Material shown:

>>>

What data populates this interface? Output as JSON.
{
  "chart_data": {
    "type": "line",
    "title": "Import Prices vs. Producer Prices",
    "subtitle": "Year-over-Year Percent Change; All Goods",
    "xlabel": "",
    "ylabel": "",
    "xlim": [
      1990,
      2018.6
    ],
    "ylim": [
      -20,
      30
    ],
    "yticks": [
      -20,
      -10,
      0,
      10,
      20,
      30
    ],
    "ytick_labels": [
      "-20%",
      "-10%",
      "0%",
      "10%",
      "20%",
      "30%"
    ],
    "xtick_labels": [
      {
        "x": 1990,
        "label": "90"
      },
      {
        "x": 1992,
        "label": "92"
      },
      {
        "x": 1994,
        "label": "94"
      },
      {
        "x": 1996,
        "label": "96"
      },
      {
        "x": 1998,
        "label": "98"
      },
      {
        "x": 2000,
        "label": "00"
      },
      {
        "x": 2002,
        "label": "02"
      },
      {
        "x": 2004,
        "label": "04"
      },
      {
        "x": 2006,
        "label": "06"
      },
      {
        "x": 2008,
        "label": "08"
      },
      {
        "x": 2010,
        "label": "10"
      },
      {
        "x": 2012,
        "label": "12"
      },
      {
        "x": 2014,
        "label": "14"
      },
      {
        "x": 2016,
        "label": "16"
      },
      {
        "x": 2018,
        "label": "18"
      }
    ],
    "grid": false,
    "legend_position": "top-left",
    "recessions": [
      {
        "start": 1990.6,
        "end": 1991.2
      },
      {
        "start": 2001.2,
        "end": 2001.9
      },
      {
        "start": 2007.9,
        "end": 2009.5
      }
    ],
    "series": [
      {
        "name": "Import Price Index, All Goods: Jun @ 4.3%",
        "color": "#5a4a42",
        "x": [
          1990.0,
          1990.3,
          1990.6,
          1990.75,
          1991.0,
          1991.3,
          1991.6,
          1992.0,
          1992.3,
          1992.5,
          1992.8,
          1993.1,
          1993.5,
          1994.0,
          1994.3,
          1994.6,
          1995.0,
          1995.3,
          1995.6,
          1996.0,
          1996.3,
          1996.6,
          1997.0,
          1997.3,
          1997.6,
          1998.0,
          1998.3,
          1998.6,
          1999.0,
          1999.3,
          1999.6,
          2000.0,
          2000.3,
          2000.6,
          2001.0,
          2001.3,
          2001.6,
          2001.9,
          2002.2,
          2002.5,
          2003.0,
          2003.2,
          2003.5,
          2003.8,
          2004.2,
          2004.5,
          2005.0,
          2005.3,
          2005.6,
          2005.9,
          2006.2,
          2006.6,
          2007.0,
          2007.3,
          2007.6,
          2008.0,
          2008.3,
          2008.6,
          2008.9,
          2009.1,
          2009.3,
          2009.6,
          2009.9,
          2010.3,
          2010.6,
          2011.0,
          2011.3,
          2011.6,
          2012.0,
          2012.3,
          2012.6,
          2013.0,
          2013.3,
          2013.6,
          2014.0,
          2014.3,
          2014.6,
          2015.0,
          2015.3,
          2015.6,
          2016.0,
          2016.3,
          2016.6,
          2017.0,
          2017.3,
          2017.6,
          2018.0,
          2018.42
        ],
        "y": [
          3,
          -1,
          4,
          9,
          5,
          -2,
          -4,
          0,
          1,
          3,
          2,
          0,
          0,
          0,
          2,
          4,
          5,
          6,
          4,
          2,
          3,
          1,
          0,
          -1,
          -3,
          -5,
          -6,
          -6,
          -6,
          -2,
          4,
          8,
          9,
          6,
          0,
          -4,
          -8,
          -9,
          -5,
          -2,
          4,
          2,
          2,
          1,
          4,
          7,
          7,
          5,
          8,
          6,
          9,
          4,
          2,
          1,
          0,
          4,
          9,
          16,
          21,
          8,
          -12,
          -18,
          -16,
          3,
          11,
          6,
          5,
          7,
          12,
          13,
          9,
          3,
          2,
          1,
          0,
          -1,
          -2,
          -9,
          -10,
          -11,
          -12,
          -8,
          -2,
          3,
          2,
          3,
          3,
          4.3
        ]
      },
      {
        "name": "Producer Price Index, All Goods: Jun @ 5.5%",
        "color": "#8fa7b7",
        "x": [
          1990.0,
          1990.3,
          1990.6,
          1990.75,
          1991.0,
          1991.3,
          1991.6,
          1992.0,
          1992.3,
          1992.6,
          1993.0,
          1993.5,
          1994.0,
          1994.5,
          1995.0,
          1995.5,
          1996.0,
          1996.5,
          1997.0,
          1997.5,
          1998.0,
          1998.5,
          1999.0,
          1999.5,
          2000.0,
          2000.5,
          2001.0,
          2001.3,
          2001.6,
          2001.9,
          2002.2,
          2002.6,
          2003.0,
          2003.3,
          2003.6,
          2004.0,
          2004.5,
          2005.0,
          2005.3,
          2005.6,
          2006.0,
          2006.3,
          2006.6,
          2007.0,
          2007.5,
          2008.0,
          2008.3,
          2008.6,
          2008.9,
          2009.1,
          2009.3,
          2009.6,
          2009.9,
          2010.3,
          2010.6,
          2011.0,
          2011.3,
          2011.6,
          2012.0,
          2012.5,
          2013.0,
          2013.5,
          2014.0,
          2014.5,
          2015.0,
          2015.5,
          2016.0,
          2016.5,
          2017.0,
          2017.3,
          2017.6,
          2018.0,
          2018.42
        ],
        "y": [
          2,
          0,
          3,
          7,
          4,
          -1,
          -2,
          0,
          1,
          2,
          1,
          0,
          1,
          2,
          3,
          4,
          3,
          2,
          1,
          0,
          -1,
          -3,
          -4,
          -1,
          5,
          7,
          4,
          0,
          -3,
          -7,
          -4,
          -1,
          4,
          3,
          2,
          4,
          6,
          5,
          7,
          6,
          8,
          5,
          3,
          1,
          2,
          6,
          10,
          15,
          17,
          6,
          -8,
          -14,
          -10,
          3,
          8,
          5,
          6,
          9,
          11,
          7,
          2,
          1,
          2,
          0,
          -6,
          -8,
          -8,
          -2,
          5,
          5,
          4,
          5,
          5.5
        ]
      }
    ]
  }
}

<<<

Exercise description: Copy every line verbatim.

Response:
What data populates this interface? Output as JSON.
{
  "chart_data": {
    "type": "line",
    "title": "Import Prices vs. Producer Prices",
    "subtitle": "Year-over-Year Percent Change; All Goods",
    "xlabel": "",
    "ylabel": "",
    "xlim": [
      1990,
      2018.6
    ],
    "ylim": [
      -20,
      30
    ],
    "yticks": [
      -20,
      -10,
      0,
      10,
      20,
      30
    ],
    "ytick_labels": [
      "-20%",
      "-10%",
      "0%",
      "10%",
      "20%",
      "30%"
    ],
    "xtick_labels": [
      {
        "x": 1990,
        "label": "90"
      },
      {
        "x": 1992,
        "label": "92"
      },
      {
        "x": 1994,
        "label": "94"
      },
      {
        "x": 1996,
        "label": "96"
      },
      {
        "x": 1998,
        "label": "98"
      },
      {
        "x": 2000,
        "label": "00"
      },
      {
        "x": 2002,
        "label": "02"
      },
      {
        "x": 2004,
        "label": "04"
      },
      {
        "x": 2006,
        "label": "06"
      },
      {
        "x": 2008,
        "label": "08"
      },
      {
        "x": 2010,
        "label": "10"
      },
      {
        "x": 2012,
        "label": "12"
      },
      {
        "x": 2014,
        "label": "14"
      },
      {
        "x": 2016,
        "label": "16"
      },
      {
        "x": 2018,
        "label": "18"
      }
    ],
    "grid": false,
    "legend_position": "top-left",
    "recessions": [
      {
        "start": 1990.6,
        "end": 1991.2
      },
      {
        "start": 2001.2,
        "end": 2001.9
      },
      {
        "start": 2007.9,
        "end": 2009.5
      }
    ],
    "series": [
      {
        "name": "Import Price Index, All Goods: Jun @ 4.3%",
        "color": "#5a4a42",
        "x": [
          1990.0,
          1990.3,
          1990.6,
          1990.75,
          1991.0,
          1991.3,
          1991.6,
          1992.0,
          1992.3,
          1992.5,
          1992.8,
          1993.1,
          1993.5,
          1994.0,
          1994.3,
          1994.6,
          1995.0,
          1995.3,
          1995.6,
          1996.0,
          1996.3,
          1996.6,
          1997.0,
          1997.3,
          1997.6,
          1998.0,
          1998.3,
          1998.6,
          1999.0,
          1999.3,
          1999.6,
          2000.0,
          2000.3,
          2000.6,
          2001.0,
          2001.3,
          2001.6,
          2001.9,
          2002.2,
          2002.5,
          2003.0,
          2003.2,
          2003.5,
          2003.8,
          2004.2,
          2004.5,
          2005.0,
          2005.3,
          2005.6,
          2005.9,
          2006.2,
          2006.6,
          2007.0,
          2007.3,
          2007.6,
          2008.0,
          2008.3,
          2008.6,
          2008.9,
          2009.1,
          2009.3,
          2009.6,
          2009.9,
          2010.3,
          2010.6,
          2011.0,
          2011.3,
          2011.6,
          2012.0,
          2012.3,
          2012.6,
          2013.0,
          2013.3,
          2013.6,
          2014.0,
          2014.3,
          2014.6,
          2015.0,
          2015.3,
          2015.6,
          2016.0,
          2016.3,
          2016.6,
          2017.0,
          2017.3,
          2017.6,
          2018.0,
          2018.42
        ],
        "y": [
          3,
          -1,
          4,
          9,
          5,
          -2,
          -4,
          0,
          1,
          3,
          2,
          0,
          0,
          0,
          2,
          4,
          5,
          6,
          4,
          2,
          3,
          1,
          0,
          -1,
          -3,
          -5,
          -6,
          -6,
          -6,
          -2,
          4,
          8,
          9,
          6,
          0,
          -4,
          -8,
          -9,
          -5,
          -2,
          4,
          2,
          2,
          1,
          4,
          7,
          7,
          5,
          8,
          6,
          9,
          4,
          2,
          1,
          0,
          4,
          9,
          16,
          21,
          8,
          -12,
          -18,
          -16,
          3,
          11,
          6,
          5,
          7,
          12,
          13,
          9,
          3,
          2,
          1,
          0,
          -1,
          -2,
          -9,
          -10,
          -11,
          -12,
          -8,
          -2,
          3,
          2,
          3,
          3,
          4.3
        ]
      },
      {
        "name": "Producer Price Index, All Goods: Jun @ 5.5%",
        "color": "#8fa7b7",
        "x": [
          1990.0,
          1990.3,
          1990.6,
          1990.75,
          1991.0,
          1991.3,
          1991.6,
          1992.0,
          1992.3,
          1992.6,
          1993.0,
          1993.5,
          1994.0,
          1994.5,
          1995.0,
          1995.5,
          1996.0,
          1996.5,
          1997.0,
          1997.5,
          1998.0,
          1998.5,
          1999.0,
          1999.5,
          2000.0,
          2000.5,
          2001.0,
          2001.3,
          2001.6,
          2001.9,
          2002.2,
          2002.6,
          2003.0,
          2003.3,
          2003.6,
          2004.0,
          2004.5,
          2005.0,
          2005.3,
          2005.6,
          2006.0,
          2006.3,
          2006.6,
          2007.0,
          2007.5,
          2008.0,
          2008.3,
          2008.6,
          2008.9,
          2009.1,
          2009.3,
          2009.6,
          2009.9,
          2010.3,
          2010.6,
          2011.0,
          2011.3,
          2011.6,
          2012.0,
          2012.5,
          2013.0,
          2013.5,
          2014.0,
          2014.5,
          2015.0,
          2015.5,
          2016.0,
          2016.5,
          2017.0,
          2017.3,
          2017.6,
          2018.0,
          2018.42
        ],
        "y": [
          2,
          0,
          3,
          7,
          4,
          -1,
          -2,
          0,
          1,
          2,
          1,
          0,
          1,
          2,
          3,
          4,
          3,
          2,
          1,
          0,
          -1,
          -3,
          -4,
          -1,
          5,
          7,
          4,
          0,
          -3,
          -7,
          -4,
          -1,
          4,
          3,
          2,
          4,
          6,
          5,
          7,
          6,
          8,
          5,
          3,
          1,
          2,
          6,
          10,
          15,
          17,
          6,
          -8,
          -14,
          -10,
          3,
          8,
          5,
          6,
          9,
          11,
          7,
          2,
          1,
          2,
          0,
          -6,
          -8,
          -8,
          -2,
          5,
          5,
          4,
          5,
          5.5
        ]
      }
    ]
  }
}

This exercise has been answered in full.